Task directions: Copy the job displacement research text from "Research: Job Displacement—Evidence" to "(0.47 correlation coefficient)", switching every "workers" to "employees".

Text provided:
■ ■ ■ ■ ■
Research: Job Displacement—Evidence and Trajectories
Content Summary
Current empirical evidence on AI-driven job displacement (as of late 2025):
Existing Impact:
- 14% of workers have already experienced job displacement due to automation or AI
- Occupations with higher AI exposure experienced larger unemployment rate increases (0.47 correlation coefficient)
- Computer and mathematical occupations saw steepest unemployment rises
- Unemployment among 20–30-year-olds in tech-exposed occupations rose 2.8 percentage points since early 2025
Public Concern:
- ~66% of UK public believe AI likely to increase unemployment
- ~52% of 18–24-year-olds worry about AI impact on careers
- ~30% of workers across 44 countries concerned about displacement in next 3 years
Projected Impacts:
- Innovation-driven AI could displace 6–7% of US workforce if widely adopted
- By 2030, potentially 30% of US jobs fully automated; 60% experiencing significant task-level changes
- However, if current AI use cases were only moderately expanded, Goldman Sachs estimates only 2.5% at risk
Occupations at Highest Risk:
- Computer programmers
- Accountants and auditors
- Legal and administrative assistants
- Customer service representatives
- Bank tellers, cashiers
- Clerical and administrative roles
Equity Concerns:
- 79% of employed women work in high-risk roles (vs. 58% of men)
■ ■ ■ ■ ■
Data shown:

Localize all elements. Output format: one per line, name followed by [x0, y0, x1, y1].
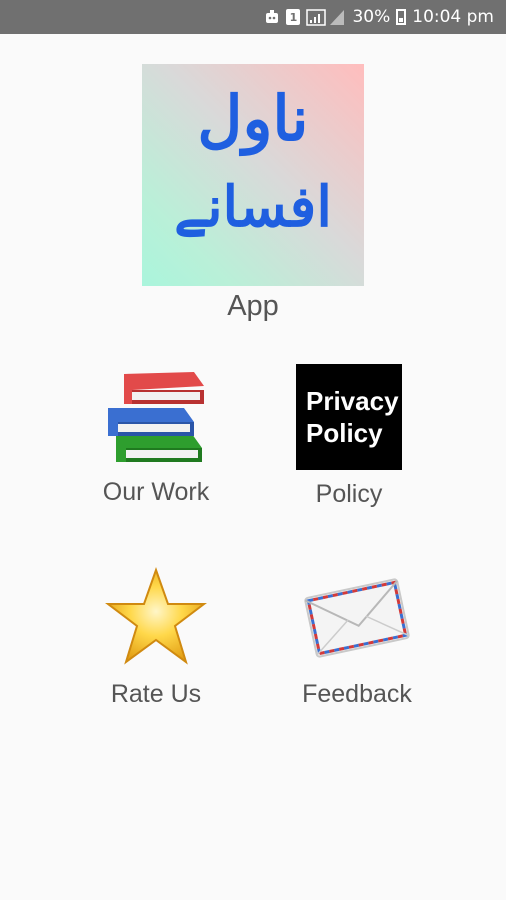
■ ■ ■ ■ ■
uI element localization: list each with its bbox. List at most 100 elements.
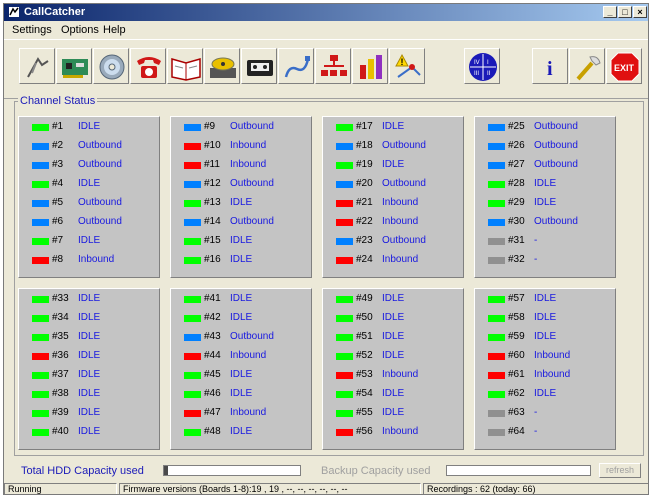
■ ■ ■ ■ ■
Final result:
Research: Job Displacement—Evidence and Trajectories
Content Summary
Current empirical evidence on AI-driven job displacement (as of late 2025):
Existing Impact:
- 14% of employees have already experienced job displacement due to automation or AI
- Occupations with higher AI exposure experienced larger unemployment rate increases (0.47 correlation coefficient)